*Given exercise*:
Repeat the entire listing exactly as written.

-- Start Provided records --

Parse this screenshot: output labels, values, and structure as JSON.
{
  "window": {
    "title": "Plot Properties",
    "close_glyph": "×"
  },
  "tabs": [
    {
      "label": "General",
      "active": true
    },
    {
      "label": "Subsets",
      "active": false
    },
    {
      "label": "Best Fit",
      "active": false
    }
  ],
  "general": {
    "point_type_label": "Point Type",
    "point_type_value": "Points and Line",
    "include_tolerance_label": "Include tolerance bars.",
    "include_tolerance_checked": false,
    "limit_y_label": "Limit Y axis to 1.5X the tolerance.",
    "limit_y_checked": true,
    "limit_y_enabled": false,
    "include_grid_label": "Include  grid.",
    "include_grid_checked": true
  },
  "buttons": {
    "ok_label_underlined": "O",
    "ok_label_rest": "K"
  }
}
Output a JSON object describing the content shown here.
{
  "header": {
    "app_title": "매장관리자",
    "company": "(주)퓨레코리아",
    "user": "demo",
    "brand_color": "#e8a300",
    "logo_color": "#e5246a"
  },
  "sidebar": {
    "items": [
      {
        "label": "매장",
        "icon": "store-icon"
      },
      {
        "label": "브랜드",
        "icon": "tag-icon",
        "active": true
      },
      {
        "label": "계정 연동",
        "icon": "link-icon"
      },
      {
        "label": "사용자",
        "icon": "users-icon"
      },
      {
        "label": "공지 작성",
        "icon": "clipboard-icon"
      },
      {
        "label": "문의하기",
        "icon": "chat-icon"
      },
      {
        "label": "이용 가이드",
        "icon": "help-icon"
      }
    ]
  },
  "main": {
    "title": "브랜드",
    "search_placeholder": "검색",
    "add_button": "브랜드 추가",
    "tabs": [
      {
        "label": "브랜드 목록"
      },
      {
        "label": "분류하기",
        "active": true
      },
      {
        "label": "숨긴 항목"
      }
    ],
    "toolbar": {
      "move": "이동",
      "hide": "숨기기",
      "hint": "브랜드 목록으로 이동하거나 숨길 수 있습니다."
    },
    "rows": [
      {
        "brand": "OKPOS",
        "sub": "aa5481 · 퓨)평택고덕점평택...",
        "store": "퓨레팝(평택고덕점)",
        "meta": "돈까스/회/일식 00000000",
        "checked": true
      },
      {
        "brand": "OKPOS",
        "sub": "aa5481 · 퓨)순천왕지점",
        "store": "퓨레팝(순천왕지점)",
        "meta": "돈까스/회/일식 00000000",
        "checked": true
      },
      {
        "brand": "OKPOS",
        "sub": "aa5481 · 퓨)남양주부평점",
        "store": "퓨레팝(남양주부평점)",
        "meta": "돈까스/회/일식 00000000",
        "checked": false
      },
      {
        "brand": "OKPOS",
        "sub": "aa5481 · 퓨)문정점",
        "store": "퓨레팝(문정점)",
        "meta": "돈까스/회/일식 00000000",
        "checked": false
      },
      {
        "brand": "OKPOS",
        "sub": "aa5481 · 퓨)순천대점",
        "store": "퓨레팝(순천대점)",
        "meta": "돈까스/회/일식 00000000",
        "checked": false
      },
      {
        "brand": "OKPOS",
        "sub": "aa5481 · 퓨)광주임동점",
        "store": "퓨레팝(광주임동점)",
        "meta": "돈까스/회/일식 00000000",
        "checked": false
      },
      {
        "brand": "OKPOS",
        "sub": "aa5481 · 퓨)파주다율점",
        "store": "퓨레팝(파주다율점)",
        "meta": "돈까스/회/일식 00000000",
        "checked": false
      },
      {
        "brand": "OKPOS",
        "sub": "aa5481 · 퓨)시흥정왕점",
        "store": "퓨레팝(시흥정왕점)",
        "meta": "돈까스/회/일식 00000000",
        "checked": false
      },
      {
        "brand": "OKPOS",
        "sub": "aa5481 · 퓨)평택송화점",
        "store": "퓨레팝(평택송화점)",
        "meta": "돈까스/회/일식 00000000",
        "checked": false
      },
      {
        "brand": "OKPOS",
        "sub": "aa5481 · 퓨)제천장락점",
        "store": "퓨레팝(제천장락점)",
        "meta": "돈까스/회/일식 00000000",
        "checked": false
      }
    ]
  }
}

-- End Provided records --

*In response*:
Parse this screenshot: output labels, values, and structure as JSON.
{
  "window": {
    "title": "Plot Properties",
    "close_glyph": "×"
  },
  "tabs": [
    {
      "label": "General",
      "active": true
    },
    {
      "label": "Subsets",
      "active": false
    },
    {
      "label": "Best Fit",
      "active": false
    }
  ],
  "general": {
    "point_type_label": "Point Type",
    "point_type_value": "Points and Line",
    "include_tolerance_label": "Include tolerance bars.",
    "include_tolerance_checked": false,
    "limit_y_label": "Limit Y axis to 1.5X the tolerance.",
    "limit_y_checked": true,
    "limit_y_enabled": false,
    "include_grid_label": "Include  grid.",
    "include_grid_checked": true
  },
  "buttons": {
    "ok_label_underlined": "O",
    "ok_label_rest": "K"
  }
}
Output a JSON object describing the content shown here.
{
  "header": {
    "app_title": "매장관리자",
    "company": "(주)퓨레코리아",
    "user": "demo",
    "brand_color": "#e8a300",
    "logo_color": "#e5246a"
  },
  "sidebar": {
    "items": [
      {
        "label": "매장",
        "icon": "store-icon"
      },
      {
        "label": "브랜드",
        "icon": "tag-icon",
        "active": true
      },
      {
        "label": "계정 연동",
        "icon": "link-icon"
      },
      {
        "label": "사용자",
        "icon": "users-icon"
      },
      {
        "label": "공지 작성",
        "icon": "clipboard-icon"
      },
      {
        "label": "문의하기",
        "icon": "chat-icon"
      },
      {
        "label": "이용 가이드",
        "icon": "help-icon"
      }
    ]
  },
  "main": {
    "title": "브랜드",
    "search_placeholder": "검색",
    "add_button": "브랜드 추가",
    "tabs": [
      {
        "label": "브랜드 목록"
      },
      {
        "label": "분류하기",
        "active": true
      },
      {
        "label": "숨긴 항목"
      }
    ],
    "toolbar": {
      "move": "이동",
      "hide": "숨기기",
      "hint": "브랜드 목록으로 이동하거나 숨길 수 있습니다."
    },
    "rows": [
      {
        "brand": "OKPOS",
        "sub": "aa5481 · 퓨)평택고덕점평택...",
        "store": "퓨레팝(평택고덕점)",
        "meta": "돈까스/회/일식 00000000",
        "checked": true
      },
      {
        "brand": "OKPOS",
        "sub": "aa5481 · 퓨)순천왕지점",
        "store": "퓨레팝(순천왕지점)",
        "meta": "돈까스/회/일식 00000000",
        "checked": true
      },
      {
        "brand": "OKPOS",
        "sub": "aa5481 · 퓨)남양주부평점",
        "store": "퓨레팝(남양주부평점)",
        "meta": "돈까스/회/일식 00000000",
        "checked": false
      },
      {
        "brand": "OKPOS",
        "sub": "aa5481 · 퓨)문정점",
        "store": "퓨레팝(문정점)",
        "meta": "돈까스/회/일식 00000000",
        "checked": false
      },
      {
        "brand": "OKPOS",
        "sub": "aa5481 · 퓨)순천대점",
        "store": "퓨레팝(순천대점)",
        "meta": "돈까스/회/일식 00000000",
        "checked": false
      },
      {
        "brand": "OKPOS",
        "sub": "aa5481 · 퓨)광주임동점",
        "store": "퓨레팝(광주임동점)",
        "meta": "돈까스/회/일식 00000000",
        "checked": false
      },
      {
        "brand": "OKPOS",
        "sub": "aa5481 · 퓨)파주다율점",
        "store": "퓨레팝(파주다율점)",
        "meta": "돈까스/회/일식 00000000",
        "checked": false
      },
      {
        "brand": "OKPOS",
        "sub": "aa5481 · 퓨)시흥정왕점",
        "store": "퓨레팝(시흥정왕점)",
        "meta": "돈까스/회/일식 00000000",
        "checked": false
      },
      {
        "brand": "OKPOS",
        "sub": "aa5481 · 퓨)평택송화점",
        "store": "퓨레팝(평택송화점)",
        "meta": "돈까스/회/일식 00000000",
        "checked": false
      },
      {
        "brand": "OKPOS",
        "sub": "aa5481 · 퓨)제천장락점",
        "store": "퓨레팝(제천장락점)",
        "meta": "돈까스/회/일식 00000000",
        "checked": false
      }
    ]
  }
}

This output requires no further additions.